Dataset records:
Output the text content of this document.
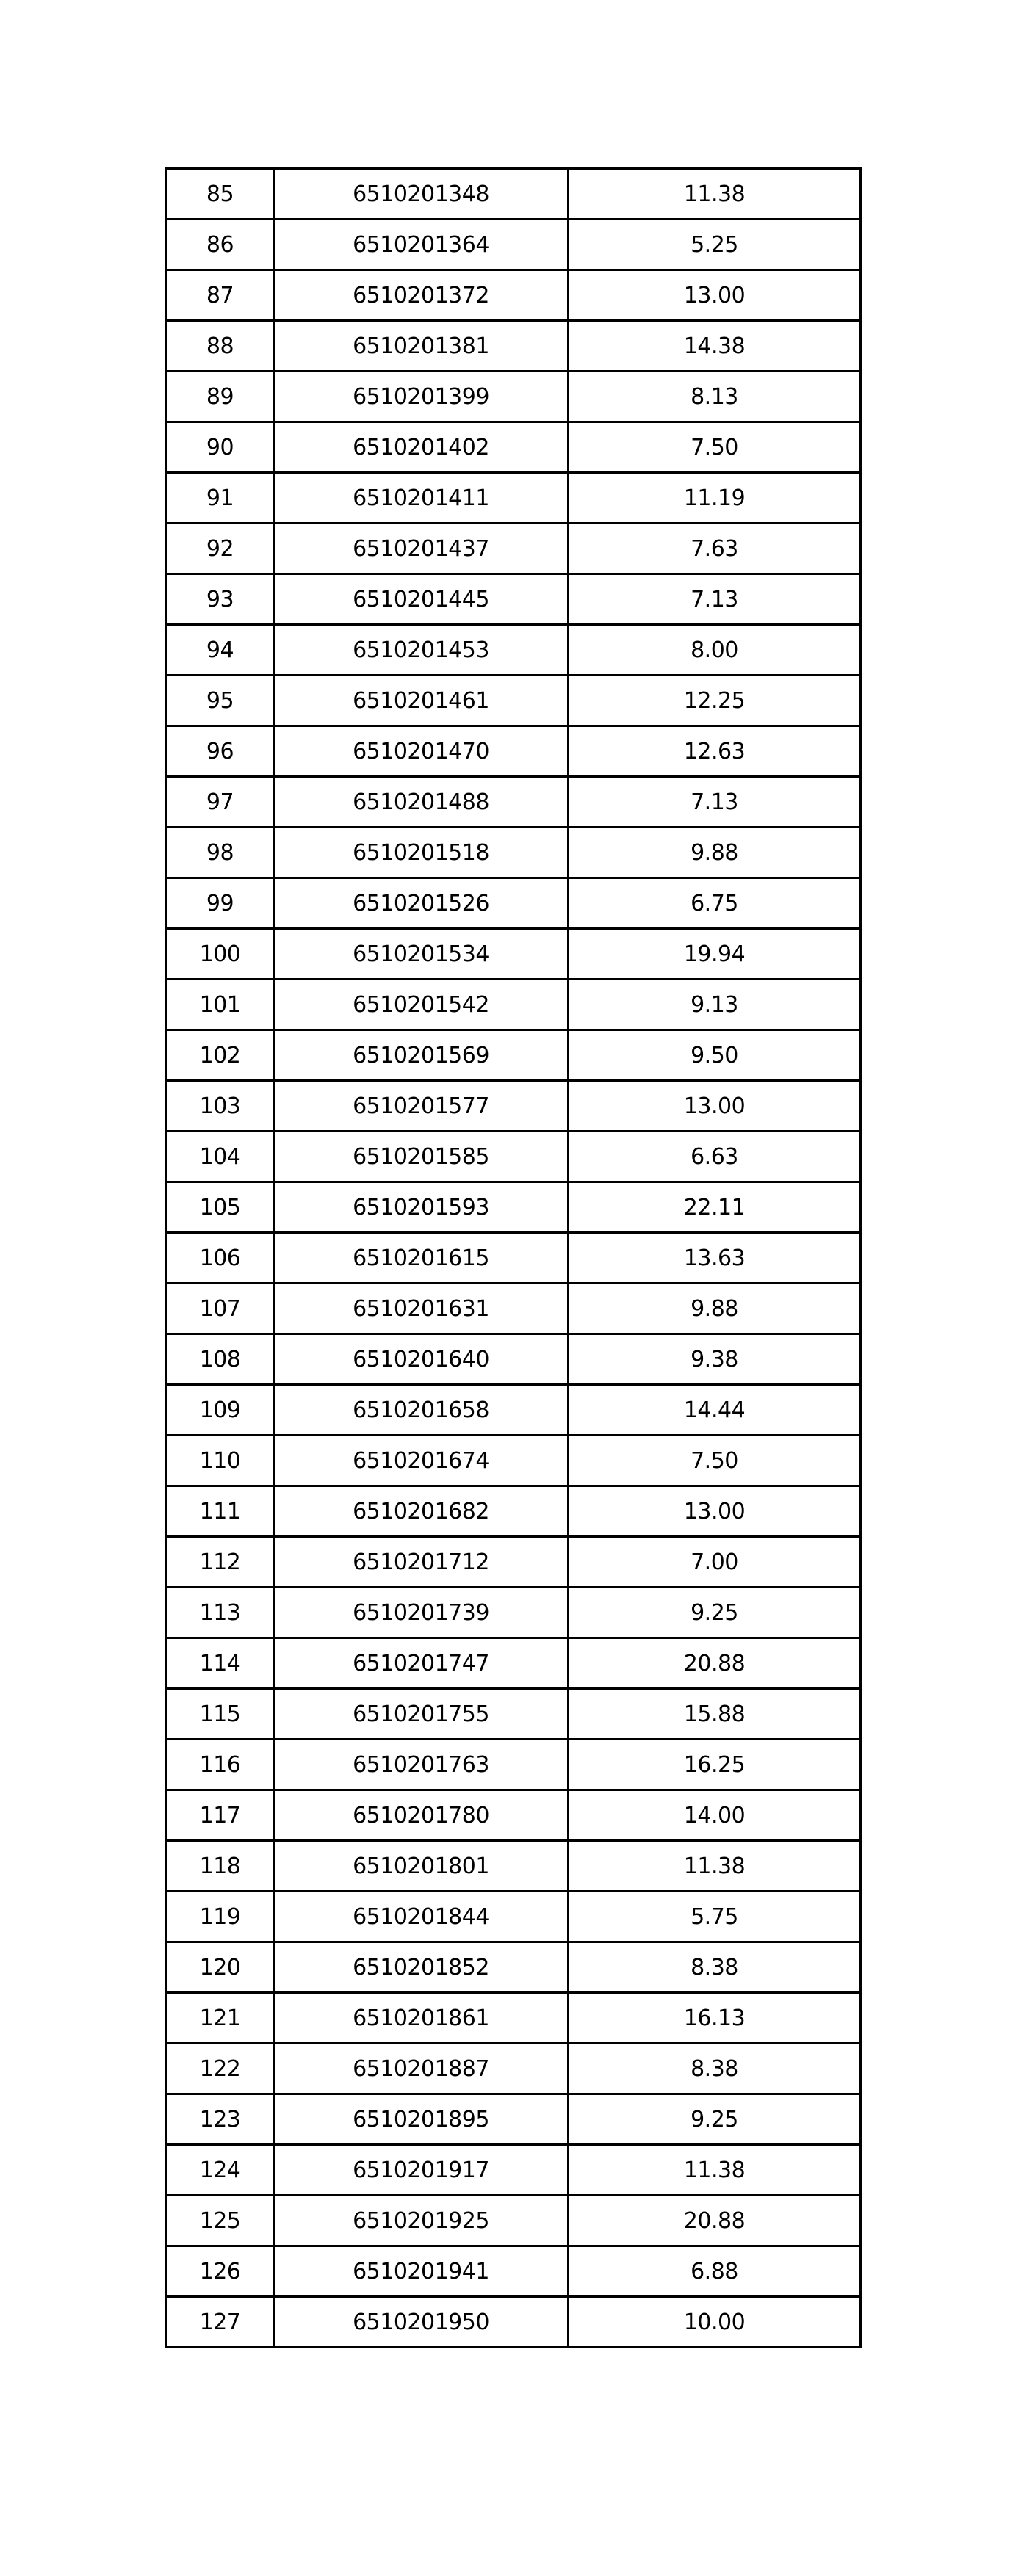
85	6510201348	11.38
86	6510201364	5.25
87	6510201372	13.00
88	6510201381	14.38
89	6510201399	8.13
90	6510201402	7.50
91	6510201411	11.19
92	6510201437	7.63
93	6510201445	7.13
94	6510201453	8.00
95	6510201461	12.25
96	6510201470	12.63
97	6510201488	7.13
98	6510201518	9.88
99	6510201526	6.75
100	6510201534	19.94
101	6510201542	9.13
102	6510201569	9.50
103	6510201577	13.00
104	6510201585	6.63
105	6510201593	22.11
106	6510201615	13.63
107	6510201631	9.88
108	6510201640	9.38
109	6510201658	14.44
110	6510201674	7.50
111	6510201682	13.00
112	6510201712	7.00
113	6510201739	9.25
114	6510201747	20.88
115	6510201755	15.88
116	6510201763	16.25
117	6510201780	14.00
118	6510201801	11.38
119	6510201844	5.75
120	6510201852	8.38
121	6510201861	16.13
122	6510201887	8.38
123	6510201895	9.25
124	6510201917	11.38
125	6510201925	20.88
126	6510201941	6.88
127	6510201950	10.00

...

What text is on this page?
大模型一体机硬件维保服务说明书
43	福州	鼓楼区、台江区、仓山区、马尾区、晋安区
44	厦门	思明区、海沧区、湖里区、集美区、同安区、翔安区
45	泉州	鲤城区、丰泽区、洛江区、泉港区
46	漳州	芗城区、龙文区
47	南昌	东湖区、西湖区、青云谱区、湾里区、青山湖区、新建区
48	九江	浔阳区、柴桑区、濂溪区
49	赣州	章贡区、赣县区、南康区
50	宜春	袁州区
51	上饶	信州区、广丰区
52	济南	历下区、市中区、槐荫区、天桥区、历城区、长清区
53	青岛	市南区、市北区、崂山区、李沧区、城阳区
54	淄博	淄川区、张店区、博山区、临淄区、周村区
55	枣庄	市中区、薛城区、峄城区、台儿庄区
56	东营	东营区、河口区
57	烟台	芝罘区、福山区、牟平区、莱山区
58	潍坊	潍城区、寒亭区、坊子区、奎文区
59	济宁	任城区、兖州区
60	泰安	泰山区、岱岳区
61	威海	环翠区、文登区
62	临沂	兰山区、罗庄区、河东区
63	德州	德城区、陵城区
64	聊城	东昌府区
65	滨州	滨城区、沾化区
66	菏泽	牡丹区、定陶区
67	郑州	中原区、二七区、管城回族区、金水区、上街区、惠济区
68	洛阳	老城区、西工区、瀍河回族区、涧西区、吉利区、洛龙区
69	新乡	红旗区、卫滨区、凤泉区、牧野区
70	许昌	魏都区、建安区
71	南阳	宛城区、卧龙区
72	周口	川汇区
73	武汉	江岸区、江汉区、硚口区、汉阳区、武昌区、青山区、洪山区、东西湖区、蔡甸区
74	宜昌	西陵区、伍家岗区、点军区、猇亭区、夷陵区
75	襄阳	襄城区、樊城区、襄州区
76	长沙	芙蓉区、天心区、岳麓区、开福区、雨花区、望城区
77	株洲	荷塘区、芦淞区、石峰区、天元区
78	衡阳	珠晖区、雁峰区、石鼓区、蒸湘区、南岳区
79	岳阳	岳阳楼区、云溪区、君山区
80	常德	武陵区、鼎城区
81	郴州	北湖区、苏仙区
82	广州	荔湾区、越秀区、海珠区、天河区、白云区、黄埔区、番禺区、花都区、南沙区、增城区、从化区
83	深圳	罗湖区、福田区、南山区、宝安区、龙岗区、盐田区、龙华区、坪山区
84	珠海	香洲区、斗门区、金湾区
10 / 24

** Work required **
Using the records above, copy each line that contains "this".

** Reply to the exercise **
Output the text content of this document.
What text is on this page?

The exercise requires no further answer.